## Written exercise:
Check each line of the records below and collect those holding "only".

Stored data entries

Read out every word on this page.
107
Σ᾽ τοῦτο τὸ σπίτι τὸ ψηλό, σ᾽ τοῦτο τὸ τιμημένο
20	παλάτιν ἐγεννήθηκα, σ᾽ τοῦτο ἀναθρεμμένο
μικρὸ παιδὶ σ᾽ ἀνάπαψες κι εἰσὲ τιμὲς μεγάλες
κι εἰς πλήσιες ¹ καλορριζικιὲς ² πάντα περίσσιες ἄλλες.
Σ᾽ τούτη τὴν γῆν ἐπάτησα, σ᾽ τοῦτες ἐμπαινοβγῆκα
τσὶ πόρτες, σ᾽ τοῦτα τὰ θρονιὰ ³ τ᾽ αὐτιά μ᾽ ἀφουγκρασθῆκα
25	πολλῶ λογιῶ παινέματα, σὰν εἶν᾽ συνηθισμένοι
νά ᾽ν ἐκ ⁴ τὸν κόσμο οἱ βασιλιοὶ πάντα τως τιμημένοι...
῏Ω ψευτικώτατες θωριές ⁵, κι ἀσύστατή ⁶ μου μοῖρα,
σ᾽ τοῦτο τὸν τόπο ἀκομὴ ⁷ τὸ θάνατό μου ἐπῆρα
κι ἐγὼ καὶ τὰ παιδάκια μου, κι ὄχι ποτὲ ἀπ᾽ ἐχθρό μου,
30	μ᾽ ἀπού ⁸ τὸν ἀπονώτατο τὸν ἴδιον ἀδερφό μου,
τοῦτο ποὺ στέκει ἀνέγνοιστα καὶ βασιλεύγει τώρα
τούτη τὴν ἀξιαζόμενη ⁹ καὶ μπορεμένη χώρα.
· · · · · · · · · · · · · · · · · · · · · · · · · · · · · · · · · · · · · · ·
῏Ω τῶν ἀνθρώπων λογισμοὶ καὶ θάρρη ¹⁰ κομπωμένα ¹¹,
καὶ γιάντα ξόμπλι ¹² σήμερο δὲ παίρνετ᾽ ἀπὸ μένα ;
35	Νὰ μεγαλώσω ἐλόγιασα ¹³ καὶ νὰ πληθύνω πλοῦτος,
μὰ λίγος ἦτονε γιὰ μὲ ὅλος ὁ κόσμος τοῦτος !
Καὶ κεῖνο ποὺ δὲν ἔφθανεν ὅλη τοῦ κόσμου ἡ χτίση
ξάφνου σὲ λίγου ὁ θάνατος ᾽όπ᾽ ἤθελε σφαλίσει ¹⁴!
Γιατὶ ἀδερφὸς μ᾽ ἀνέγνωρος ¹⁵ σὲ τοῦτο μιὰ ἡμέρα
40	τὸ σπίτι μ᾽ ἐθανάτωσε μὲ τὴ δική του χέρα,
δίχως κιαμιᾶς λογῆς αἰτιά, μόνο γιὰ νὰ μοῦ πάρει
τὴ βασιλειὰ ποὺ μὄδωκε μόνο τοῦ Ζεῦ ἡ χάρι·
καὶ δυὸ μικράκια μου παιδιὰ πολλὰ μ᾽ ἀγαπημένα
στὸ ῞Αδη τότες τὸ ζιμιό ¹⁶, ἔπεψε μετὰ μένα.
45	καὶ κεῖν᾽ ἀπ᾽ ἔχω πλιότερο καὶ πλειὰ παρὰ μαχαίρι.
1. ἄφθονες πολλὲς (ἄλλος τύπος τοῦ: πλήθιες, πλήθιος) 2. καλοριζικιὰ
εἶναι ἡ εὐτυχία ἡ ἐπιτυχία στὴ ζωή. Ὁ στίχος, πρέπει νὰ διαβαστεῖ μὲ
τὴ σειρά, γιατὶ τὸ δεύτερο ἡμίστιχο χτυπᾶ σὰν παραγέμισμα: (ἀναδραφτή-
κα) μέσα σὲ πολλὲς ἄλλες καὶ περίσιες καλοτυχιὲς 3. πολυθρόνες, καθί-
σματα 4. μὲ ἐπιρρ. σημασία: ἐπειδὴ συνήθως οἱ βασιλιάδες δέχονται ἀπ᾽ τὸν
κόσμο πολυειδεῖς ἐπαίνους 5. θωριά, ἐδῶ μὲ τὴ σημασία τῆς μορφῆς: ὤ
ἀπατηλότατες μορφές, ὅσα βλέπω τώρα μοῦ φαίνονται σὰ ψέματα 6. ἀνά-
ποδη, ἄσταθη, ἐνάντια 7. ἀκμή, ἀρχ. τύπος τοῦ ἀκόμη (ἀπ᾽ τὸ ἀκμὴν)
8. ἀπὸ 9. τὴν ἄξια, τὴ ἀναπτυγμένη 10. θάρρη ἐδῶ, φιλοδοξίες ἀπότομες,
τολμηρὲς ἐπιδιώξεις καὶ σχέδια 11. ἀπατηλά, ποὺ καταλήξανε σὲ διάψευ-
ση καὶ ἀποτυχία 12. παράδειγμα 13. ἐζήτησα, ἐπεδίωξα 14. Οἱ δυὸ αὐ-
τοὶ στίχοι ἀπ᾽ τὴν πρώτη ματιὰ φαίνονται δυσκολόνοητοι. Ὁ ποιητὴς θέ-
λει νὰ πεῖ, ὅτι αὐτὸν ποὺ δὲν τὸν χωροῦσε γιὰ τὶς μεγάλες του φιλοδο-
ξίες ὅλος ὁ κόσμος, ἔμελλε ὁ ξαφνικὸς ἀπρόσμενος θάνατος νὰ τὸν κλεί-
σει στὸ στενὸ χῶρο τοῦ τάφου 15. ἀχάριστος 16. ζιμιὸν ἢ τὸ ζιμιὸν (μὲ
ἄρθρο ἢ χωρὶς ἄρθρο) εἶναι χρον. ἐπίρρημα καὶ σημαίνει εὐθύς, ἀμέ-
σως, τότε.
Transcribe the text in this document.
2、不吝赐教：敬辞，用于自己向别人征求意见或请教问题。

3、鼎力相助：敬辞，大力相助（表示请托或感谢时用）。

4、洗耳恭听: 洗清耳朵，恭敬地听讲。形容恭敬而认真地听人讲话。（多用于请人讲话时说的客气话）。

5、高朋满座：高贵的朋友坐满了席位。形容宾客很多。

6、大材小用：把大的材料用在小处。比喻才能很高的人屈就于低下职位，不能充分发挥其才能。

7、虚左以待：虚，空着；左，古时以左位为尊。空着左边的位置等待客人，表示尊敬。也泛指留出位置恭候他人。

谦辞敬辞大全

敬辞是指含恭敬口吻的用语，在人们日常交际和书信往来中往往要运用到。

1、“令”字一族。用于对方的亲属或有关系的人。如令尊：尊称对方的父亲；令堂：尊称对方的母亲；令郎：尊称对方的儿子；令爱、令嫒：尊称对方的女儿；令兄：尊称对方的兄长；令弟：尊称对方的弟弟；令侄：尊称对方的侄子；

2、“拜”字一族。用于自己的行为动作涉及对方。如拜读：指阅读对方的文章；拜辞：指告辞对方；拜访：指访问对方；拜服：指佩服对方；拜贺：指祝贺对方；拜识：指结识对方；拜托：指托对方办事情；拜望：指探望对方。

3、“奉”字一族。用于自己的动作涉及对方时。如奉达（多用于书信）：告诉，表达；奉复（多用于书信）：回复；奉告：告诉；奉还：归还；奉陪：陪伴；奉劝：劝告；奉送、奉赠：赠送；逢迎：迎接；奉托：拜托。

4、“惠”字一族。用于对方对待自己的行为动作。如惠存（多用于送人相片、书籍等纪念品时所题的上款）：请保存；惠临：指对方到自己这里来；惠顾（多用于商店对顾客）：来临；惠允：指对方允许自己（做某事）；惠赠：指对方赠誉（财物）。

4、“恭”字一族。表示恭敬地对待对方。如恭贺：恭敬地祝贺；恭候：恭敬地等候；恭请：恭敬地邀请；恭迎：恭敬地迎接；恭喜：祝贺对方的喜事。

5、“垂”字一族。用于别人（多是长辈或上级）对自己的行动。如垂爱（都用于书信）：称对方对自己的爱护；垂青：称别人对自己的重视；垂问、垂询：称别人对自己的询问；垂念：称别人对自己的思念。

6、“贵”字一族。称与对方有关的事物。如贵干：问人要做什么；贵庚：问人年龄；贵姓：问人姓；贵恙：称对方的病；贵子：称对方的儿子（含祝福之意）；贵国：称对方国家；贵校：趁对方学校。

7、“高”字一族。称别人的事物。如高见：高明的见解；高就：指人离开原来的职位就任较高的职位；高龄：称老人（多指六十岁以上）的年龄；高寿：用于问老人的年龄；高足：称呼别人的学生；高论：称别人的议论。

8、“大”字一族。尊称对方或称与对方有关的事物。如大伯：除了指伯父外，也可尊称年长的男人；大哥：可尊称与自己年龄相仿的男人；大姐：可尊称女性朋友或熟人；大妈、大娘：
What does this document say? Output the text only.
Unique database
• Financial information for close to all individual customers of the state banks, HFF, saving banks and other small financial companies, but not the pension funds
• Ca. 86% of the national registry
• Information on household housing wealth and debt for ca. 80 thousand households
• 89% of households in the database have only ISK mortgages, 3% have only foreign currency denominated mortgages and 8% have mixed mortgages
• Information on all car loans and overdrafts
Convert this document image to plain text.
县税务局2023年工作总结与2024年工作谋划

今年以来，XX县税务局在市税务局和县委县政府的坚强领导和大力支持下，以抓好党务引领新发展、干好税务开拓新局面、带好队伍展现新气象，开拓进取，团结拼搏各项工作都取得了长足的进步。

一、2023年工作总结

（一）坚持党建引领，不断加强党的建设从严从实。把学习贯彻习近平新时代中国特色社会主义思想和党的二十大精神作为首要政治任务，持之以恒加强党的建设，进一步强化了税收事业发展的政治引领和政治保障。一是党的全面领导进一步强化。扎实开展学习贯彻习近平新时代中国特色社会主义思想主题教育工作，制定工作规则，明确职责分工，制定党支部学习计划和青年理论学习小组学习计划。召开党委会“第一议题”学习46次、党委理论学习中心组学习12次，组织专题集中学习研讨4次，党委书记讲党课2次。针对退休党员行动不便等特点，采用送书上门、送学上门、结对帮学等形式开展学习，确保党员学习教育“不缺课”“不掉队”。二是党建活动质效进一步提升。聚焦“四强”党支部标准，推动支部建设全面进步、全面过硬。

## Completed task:
What does this document say? Output the text only.
• 89% of households in the database have only ISK mortgages, 3% have only foreign currency denominated mortgages and 8% have mixed mortgages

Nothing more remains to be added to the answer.